╔══

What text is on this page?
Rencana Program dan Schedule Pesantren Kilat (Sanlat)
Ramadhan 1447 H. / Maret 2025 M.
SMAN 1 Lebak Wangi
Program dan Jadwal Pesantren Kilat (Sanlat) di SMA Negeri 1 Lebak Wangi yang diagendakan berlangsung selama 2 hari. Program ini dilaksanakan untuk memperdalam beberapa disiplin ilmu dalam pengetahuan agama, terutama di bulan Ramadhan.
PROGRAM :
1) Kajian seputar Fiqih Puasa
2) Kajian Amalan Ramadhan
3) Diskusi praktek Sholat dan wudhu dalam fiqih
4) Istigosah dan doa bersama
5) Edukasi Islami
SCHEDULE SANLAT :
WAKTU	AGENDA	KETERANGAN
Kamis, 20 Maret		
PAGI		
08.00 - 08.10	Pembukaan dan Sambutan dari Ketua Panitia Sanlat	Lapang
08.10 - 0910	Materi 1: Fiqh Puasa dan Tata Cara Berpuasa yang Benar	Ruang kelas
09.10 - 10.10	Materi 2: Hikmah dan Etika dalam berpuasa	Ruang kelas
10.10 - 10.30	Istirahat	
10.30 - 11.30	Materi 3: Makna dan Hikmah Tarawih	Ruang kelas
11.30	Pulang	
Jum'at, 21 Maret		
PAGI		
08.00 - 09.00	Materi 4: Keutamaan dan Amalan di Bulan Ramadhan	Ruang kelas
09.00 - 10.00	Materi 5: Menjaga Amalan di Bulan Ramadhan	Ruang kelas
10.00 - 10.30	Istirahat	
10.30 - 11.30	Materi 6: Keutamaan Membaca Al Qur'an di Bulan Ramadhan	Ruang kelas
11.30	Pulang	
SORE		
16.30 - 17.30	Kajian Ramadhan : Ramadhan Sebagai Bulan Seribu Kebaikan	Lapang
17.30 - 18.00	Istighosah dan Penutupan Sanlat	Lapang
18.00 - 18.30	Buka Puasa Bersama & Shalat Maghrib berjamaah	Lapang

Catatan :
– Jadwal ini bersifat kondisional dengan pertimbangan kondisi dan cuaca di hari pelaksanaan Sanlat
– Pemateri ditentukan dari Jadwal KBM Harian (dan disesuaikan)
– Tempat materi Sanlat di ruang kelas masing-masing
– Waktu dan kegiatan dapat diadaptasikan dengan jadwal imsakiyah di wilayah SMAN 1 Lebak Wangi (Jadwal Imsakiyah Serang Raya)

╚══

Gather up, from the records above, each line where the word "yang" appears.

Program dan Jadwal Pesantren Kilat (Sanlat) di SMA Negeri 1 Lebak Wangi yang diagendakan berlangsung selama 2 hari. Program ini dilaksanakan untuk memperdalam beberapa disiplin ilmu dalam pengetahuan agama, terutama di bulan Ramadhan.
08.10 - 0910	Materi 1: Fiqh Puasa dan Tata Cara Berpuasa yang Benar	Ruang kelas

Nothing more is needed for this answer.